Stated exercise » Figure out how many lines of the material below contain the word "Abhandlungen". Answer with the number only.

Given entries »

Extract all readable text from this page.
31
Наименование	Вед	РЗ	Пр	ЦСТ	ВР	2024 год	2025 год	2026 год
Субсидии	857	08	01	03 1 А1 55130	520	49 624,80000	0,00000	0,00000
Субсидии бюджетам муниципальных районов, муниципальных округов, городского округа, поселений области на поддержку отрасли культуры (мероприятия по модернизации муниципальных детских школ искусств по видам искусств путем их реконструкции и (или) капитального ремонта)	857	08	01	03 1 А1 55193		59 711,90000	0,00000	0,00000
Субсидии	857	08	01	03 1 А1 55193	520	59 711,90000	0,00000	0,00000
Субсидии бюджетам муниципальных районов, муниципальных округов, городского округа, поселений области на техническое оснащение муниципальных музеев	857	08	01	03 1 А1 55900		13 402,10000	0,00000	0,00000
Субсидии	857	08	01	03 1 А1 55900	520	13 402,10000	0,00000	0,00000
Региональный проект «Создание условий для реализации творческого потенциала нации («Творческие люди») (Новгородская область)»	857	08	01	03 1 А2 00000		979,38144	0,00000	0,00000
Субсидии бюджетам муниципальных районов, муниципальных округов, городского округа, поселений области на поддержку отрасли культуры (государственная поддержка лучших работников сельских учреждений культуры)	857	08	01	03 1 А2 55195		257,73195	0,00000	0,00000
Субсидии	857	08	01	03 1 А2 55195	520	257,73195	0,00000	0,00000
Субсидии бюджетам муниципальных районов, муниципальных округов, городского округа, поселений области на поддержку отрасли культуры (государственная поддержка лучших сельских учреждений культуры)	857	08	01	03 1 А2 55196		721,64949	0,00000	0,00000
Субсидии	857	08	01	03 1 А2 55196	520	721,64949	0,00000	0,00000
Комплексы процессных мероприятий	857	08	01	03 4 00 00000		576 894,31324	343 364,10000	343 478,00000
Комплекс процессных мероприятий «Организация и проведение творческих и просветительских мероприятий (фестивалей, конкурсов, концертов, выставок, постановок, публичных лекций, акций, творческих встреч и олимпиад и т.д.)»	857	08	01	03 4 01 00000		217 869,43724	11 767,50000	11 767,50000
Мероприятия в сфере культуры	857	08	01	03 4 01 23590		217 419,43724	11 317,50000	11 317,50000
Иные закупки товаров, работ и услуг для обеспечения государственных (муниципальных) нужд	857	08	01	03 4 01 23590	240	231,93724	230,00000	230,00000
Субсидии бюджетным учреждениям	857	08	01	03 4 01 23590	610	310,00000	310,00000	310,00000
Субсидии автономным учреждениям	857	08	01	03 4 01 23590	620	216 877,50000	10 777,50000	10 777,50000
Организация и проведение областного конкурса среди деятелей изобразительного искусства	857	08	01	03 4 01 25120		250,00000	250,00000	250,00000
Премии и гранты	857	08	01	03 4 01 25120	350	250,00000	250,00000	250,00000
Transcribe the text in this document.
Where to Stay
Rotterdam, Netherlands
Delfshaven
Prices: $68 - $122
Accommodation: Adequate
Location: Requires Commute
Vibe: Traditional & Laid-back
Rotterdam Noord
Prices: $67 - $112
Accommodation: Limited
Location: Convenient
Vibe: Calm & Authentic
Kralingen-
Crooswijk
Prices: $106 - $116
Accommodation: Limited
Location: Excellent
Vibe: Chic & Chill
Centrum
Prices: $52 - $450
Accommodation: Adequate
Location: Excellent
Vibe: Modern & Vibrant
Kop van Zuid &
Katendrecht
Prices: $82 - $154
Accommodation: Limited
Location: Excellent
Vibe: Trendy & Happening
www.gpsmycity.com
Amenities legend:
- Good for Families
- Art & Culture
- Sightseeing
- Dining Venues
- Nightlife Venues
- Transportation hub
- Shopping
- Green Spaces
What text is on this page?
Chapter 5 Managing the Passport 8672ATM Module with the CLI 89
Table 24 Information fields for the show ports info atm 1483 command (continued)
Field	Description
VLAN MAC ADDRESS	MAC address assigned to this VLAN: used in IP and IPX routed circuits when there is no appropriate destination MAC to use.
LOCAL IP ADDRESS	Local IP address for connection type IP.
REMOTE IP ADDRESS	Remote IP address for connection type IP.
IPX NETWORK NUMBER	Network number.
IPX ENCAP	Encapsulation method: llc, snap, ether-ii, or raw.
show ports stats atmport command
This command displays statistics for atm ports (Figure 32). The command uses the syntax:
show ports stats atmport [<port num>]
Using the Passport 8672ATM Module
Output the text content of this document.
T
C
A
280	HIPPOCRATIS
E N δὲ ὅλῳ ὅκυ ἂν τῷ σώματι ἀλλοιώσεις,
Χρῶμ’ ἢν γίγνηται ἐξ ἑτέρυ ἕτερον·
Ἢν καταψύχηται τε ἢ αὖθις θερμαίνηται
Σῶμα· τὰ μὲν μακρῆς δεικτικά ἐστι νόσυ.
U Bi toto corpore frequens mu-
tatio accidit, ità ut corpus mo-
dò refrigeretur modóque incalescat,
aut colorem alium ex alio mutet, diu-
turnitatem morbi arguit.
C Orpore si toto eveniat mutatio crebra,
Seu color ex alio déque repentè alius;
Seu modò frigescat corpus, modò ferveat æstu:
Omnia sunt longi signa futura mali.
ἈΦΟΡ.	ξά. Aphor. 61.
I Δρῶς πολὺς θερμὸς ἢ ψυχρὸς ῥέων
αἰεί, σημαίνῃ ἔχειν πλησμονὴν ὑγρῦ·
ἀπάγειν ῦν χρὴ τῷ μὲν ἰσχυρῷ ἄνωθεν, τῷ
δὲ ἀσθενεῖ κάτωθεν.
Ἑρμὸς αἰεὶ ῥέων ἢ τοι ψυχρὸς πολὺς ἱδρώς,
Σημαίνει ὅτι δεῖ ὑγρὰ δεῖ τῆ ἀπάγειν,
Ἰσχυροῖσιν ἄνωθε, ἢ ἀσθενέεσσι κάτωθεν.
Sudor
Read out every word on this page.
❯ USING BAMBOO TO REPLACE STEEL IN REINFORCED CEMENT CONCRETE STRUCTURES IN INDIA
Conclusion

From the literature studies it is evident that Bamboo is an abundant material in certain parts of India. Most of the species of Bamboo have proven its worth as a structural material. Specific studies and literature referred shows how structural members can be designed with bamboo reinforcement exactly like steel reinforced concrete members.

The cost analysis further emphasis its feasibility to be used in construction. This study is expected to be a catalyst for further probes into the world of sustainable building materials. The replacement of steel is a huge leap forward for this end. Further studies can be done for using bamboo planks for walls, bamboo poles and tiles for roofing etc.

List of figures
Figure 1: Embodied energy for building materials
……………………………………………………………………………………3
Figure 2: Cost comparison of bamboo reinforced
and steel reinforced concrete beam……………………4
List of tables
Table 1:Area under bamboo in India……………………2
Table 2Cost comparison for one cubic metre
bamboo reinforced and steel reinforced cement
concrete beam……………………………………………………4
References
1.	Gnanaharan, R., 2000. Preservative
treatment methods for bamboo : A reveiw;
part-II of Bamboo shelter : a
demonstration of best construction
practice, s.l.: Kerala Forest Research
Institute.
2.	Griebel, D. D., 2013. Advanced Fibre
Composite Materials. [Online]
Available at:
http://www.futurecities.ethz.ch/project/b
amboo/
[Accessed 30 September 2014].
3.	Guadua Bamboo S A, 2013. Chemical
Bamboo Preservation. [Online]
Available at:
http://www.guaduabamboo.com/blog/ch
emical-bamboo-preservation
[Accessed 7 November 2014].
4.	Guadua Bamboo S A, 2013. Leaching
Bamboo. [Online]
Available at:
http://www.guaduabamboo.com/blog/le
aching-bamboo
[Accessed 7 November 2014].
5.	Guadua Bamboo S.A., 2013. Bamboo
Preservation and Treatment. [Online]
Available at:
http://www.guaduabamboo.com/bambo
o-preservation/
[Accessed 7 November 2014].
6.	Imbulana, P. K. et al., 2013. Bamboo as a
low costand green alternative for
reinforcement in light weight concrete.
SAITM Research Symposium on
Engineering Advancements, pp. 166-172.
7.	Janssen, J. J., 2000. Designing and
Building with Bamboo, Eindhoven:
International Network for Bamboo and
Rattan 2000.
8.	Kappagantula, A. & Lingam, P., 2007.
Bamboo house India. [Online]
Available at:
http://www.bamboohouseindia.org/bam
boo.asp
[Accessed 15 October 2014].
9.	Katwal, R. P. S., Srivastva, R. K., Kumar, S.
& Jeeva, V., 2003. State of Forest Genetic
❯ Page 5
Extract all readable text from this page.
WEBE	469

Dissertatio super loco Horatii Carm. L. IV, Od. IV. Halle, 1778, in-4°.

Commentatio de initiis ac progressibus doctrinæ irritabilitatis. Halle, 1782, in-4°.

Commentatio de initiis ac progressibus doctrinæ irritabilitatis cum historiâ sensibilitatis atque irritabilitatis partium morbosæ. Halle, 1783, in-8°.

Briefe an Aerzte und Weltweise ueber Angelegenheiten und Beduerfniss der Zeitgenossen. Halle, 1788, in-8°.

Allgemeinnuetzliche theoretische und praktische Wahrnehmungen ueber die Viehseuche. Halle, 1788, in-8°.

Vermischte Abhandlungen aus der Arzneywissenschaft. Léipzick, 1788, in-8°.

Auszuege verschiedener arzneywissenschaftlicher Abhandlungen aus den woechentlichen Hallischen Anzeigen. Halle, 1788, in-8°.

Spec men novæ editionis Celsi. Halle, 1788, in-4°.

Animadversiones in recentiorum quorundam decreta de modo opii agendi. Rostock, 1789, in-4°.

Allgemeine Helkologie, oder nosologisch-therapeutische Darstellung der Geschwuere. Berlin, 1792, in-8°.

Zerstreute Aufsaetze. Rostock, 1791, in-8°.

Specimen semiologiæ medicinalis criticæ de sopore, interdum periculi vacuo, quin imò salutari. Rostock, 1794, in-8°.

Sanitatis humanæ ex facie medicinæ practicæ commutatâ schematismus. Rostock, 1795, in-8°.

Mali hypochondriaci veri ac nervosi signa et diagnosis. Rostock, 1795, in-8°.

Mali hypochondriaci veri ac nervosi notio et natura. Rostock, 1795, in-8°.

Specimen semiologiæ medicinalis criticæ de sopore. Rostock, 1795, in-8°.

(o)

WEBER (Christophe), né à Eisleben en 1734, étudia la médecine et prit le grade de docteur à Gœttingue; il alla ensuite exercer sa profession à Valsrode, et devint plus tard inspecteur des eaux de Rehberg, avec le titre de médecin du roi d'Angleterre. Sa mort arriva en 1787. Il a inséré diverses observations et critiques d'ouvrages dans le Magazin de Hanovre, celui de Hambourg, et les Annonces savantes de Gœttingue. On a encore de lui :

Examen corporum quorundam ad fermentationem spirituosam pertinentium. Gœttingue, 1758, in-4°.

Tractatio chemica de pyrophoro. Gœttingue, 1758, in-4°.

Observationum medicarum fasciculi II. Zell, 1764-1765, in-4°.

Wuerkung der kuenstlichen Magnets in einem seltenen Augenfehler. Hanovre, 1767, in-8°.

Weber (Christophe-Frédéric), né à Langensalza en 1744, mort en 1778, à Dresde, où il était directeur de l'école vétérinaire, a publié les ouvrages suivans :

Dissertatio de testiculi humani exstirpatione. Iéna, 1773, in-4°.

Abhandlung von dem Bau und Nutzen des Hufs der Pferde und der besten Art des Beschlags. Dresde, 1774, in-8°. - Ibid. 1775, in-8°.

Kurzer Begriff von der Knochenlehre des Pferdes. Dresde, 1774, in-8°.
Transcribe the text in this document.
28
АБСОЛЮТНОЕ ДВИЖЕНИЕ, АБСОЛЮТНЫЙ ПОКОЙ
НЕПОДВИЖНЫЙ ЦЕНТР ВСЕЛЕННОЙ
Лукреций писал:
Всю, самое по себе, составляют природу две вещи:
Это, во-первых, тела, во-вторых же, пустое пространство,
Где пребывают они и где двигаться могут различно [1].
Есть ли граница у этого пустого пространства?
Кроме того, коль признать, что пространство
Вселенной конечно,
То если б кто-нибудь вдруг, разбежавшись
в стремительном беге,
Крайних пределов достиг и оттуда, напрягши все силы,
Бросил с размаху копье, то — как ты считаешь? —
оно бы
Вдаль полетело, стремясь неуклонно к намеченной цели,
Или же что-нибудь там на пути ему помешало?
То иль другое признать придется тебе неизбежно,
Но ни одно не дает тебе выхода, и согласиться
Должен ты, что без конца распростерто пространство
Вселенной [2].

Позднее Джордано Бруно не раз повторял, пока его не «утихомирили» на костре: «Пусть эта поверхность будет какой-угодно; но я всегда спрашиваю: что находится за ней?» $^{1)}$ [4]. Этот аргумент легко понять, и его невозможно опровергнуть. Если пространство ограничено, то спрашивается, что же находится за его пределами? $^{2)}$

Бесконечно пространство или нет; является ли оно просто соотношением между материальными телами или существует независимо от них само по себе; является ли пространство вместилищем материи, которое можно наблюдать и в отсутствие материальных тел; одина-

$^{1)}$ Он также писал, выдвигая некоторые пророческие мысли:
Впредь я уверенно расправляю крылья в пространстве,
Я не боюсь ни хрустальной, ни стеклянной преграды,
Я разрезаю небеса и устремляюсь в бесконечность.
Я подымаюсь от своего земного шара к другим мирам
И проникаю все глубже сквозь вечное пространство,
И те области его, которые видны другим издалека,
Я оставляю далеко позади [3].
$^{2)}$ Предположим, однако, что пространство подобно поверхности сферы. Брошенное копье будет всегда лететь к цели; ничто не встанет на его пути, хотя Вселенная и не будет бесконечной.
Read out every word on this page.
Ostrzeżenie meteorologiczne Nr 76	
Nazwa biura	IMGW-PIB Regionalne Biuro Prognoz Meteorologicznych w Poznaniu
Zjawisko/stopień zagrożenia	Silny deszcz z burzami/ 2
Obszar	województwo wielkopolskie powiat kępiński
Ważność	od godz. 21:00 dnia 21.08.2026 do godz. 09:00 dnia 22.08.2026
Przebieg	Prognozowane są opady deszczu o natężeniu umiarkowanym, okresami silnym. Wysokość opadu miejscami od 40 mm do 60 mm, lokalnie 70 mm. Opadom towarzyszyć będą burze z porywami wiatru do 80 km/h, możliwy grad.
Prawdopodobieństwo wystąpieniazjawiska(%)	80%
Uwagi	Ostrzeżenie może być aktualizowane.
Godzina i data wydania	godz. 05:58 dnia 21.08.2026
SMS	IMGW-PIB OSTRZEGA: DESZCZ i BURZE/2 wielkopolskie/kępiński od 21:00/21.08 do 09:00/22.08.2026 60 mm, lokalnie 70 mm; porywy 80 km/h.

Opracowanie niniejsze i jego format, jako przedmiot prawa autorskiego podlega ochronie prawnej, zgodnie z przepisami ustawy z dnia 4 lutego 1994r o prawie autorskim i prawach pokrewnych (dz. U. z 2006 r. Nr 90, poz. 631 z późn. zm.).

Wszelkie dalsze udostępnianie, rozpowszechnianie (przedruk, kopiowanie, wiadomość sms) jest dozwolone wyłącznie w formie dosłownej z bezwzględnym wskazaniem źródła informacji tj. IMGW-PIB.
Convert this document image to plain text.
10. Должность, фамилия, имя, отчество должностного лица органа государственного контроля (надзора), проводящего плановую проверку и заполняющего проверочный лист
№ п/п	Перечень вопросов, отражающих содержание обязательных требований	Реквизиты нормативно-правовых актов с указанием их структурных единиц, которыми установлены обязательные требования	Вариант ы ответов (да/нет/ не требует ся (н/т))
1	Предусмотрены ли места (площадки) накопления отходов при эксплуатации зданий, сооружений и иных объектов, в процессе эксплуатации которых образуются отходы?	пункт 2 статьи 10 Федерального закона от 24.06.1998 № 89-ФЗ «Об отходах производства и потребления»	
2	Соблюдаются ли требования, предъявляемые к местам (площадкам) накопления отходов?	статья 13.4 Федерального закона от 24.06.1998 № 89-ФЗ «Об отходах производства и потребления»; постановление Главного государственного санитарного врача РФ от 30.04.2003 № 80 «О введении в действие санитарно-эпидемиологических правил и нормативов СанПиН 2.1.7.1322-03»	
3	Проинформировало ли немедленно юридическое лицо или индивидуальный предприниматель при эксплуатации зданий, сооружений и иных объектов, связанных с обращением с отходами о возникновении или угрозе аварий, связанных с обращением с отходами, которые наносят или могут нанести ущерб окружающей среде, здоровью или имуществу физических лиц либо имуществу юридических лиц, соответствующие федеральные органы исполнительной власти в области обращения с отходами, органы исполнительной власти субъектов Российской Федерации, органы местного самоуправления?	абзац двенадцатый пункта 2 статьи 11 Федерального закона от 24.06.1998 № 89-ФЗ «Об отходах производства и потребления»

Response for this exercise » 2